● Short task: Reproduce all of the material exactly as shown.

● Dataset rows about figures:
..........
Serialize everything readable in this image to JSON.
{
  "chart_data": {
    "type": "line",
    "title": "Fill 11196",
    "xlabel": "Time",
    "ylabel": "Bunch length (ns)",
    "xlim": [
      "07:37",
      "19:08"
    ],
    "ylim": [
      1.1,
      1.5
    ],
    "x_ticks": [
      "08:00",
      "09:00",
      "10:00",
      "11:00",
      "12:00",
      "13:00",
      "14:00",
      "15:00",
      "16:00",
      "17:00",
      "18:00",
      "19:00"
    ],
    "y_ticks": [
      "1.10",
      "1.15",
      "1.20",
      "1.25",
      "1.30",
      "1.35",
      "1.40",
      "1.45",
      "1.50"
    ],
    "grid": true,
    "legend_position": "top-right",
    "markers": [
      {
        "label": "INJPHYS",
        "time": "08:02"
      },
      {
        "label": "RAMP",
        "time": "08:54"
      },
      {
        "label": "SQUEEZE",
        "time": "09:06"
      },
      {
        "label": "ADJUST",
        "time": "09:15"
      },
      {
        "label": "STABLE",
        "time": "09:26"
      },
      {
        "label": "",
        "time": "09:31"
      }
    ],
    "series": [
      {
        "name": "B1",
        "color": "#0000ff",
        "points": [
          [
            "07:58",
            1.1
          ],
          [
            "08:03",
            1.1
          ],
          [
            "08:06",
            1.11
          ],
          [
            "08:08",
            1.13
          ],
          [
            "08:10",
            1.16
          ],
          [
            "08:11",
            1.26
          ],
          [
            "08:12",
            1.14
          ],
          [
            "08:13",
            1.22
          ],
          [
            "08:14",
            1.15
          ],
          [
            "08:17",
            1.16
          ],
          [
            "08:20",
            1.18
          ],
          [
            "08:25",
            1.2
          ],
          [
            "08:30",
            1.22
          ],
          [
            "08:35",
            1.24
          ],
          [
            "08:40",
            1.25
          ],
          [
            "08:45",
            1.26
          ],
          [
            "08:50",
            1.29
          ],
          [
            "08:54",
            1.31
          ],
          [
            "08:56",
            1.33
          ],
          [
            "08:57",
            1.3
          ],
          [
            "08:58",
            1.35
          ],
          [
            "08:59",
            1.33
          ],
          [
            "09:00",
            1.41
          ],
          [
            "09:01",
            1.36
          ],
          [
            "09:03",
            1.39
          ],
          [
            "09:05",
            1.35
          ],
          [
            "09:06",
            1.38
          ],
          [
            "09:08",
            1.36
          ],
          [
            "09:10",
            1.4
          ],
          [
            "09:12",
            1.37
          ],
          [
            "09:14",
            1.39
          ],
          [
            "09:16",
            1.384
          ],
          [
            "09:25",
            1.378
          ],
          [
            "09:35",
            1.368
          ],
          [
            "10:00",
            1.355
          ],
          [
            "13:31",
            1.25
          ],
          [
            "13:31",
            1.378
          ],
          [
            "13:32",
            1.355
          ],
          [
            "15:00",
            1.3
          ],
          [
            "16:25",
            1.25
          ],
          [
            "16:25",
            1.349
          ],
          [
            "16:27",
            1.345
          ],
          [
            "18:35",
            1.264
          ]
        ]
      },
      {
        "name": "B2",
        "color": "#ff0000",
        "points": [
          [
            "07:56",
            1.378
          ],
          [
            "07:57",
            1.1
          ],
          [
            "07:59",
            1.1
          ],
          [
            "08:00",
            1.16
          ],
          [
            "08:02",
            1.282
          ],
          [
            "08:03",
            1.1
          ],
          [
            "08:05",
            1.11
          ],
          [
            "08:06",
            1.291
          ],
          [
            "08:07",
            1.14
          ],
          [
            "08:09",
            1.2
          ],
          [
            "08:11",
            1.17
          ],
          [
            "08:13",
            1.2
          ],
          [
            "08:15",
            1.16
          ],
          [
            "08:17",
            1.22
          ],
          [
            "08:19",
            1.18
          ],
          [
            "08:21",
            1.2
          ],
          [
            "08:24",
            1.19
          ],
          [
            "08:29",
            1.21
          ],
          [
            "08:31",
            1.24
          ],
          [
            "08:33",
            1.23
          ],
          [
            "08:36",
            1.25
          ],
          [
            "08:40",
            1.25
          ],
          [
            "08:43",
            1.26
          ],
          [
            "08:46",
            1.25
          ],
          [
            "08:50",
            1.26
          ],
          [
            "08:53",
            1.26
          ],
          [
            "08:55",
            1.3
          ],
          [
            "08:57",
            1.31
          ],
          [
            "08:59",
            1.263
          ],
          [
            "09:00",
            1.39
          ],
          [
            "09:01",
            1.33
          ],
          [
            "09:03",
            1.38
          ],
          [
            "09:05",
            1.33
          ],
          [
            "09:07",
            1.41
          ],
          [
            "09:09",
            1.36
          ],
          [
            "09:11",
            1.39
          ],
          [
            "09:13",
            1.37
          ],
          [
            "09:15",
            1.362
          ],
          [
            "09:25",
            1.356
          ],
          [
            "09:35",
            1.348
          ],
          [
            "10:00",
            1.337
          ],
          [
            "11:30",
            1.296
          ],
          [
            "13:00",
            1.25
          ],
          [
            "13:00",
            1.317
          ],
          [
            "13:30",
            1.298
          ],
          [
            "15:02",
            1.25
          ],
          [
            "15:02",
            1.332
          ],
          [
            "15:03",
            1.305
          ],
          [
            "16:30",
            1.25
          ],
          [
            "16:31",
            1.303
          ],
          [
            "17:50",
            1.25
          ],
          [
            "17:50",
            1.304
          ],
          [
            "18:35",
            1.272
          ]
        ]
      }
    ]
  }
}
..........
● Task output:
Serialize everything readable in this image to JSON.
{
  "chart_data": {
    "type": "line",
    "title": "Fill 11196",
    "xlabel": "Time",
    "ylabel": "Bunch length (ns)",
    "xlim": [
      "07:37",
      "19:08"
    ],
    "ylim": [
      1.1,
      1.5
    ],
    "x_ticks": [
      "08:00",
      "09:00",
      "10:00",
      "11:00",
      "12:00",
      "13:00",
      "14:00",
      "15:00",
      "16:00",
      "17:00",
      "18:00",
      "19:00"
    ],
    "y_ticks": [
      "1.10",
      "1.15",
      "1.20",
      "1.25",
      "1.30",
      "1.35",
      "1.40",
      "1.45",
      "1.50"
    ],
    "grid": true,
    "legend_position": "top-right",
    "markers": [
      {
        "label": "INJPHYS",
        "time": "08:02"
      },
      {
        "label": "RAMP",
        "time": "08:54"
      },
      {
        "label": "SQUEEZE",
        "time": "09:06"
      },
      {
        "label": "ADJUST",
        "time": "09:15"
      },
      {
        "label": "STABLE",
        "time": "09:26"
      },
      {
        "label": "",
        "time": "09:31"
      }
    ],
    "series": [
      {
        "name": "B1",
        "color": "#0000ff",
        "points": [
          [
            "07:58",
            1.1
          ],
          [
            "08:03",
            1.1
          ],
          [
            "08:06",
            1.11
          ],
          [
            "08:08",
            1.13
          ],
          [
            "08:10",
            1.16
          ],
          [
            "08:11",
            1.26
          ],
          [
            "08:12",
            1.14
          ],
          [
            "08:13",
            1.22
          ],
          [
            "08:14",
            1.15
          ],
          [
            "08:17",
            1.16
          ],
          [
            "08:20",
            1.18
          ],
          [
            "08:25",
            1.2
          ],
          [
            "08:30",
            1.22
          ],
          [
            "08:35",
            1.24
          ],
          [
            "08:40",
            1.25
          ],
          [
            "08:45",
            1.26
          ],
          [
            "08:50",
            1.29
          ],
          [
            "08:54",
            1.31
          ],
          [
            "08:56",
            1.33
          ],
          [
            "08:57",
            1.3
          ],
          [
            "08:58",
            1.35
          ],
          [
            "08:59",
            1.33
          ],
          [
            "09:00",
            1.41
          ],
          [
            "09:01",
            1.36
          ],
          [
            "09:03",
            1.39
          ],
          [
            "09:05",
            1.35
          ],
          [
            "09:06",
            1.38
          ],
          [
            "09:08",
            1.36
          ],
          [
            "09:10",
            1.4
          ],
          [
            "09:12",
            1.37
          ],
          [
            "09:14",
            1.39
          ],
          [
            "09:16",
            1.384
          ],
          [
            "09:25",
            1.378
          ],
          [
            "09:35",
            1.368
          ],
          [
            "10:00",
            1.355
          ],
          [
            "13:31",
            1.25
          ],
          [
            "13:31",
            1.378
          ],
          [
            "13:32",
            1.355
          ],
          [
            "15:00",
            1.3
          ],
          [
            "16:25",
            1.25
          ],
          [
            "16:25",
            1.349
          ],
          [
            "16:27",
            1.345
          ],
          [
            "18:35",
            1.264
          ]
        ]
      },
      {
        "name": "B2",
        "color": "#ff0000",
        "points": [
          [
            "07:56",
            1.378
          ],
          [
            "07:57",
            1.1
          ],
          [
            "07:59",
            1.1
          ],
          [
            "08:00",
            1.16
          ],
          [
            "08:02",
            1.282
          ],
          [
            "08:03",
            1.1
          ],
          [
            "08:05",
            1.11
          ],
          [
            "08:06",
            1.291
          ],
          [
            "08:07",
            1.14
          ],
          [
            "08:09",
            1.2
          ],
          [
            "08:11",
            1.17
          ],
          [
            "08:13",
            1.2
          ],
          [
            "08:15",
            1.16
          ],
          [
            "08:17",
            1.22
          ],
          [
            "08:19",
            1.18
          ],
          [
            "08:21",
            1.2
          ],
          [
            "08:24",
            1.19
          ],
          [
            "08:29",
            1.21
          ],
          [
            "08:31",
            1.24
          ],
          [
            "08:33",
            1.23
          ],
          [
            "08:36",
            1.25
          ],
          [
            "08:40",
            1.25
          ],
          [
            "08:43",
            1.26
          ],
          [
            "08:46",
            1.25
          ],
          [
            "08:50",
            1.26
          ],
          [
            "08:53",
            1.26
          ],
          [
            "08:55",
            1.3
          ],
          [
            "08:57",
            1.31
          ],
          [
            "08:59",
            1.263
          ],
          [
            "09:00",
            1.39
          ],
          [
            "09:01",
            1.33
          ],
          [
            "09:03",
            1.38
          ],
          [
            "09:05",
            1.33
          ],
          [
            "09:07",
            1.41
          ],
          [
            "09:09",
            1.36
          ],
          [
            "09:11",
            1.39
          ],
          [
            "09:13",
            1.37
          ],
          [
            "09:15",
            1.362
          ],
          [
            "09:25",
            1.356
          ],
          [
            "09:35",
            1.348
          ],
          [
            "10:00",
            1.337
          ],
          [
            "11:30",
            1.296
          ],
          [
            "13:00",
            1.25
          ],
          [
            "13:00",
            1.317
          ],
          [
            "13:30",
            1.298
          ],
          [
            "15:02",
            1.25
          ],
          [
            "15:02",
            1.332
          ],
          [
            "15:03",
            1.305
          ],
          [
            "16:30",
            1.25
          ],
          [
            "16:31",
            1.303
          ],
          [
            "17:50",
            1.25
          ],
          [
            "17:50",
            1.304
          ],
          [
            "18:35",
            1.272
          ]
        ]
      }
    ]
  }
}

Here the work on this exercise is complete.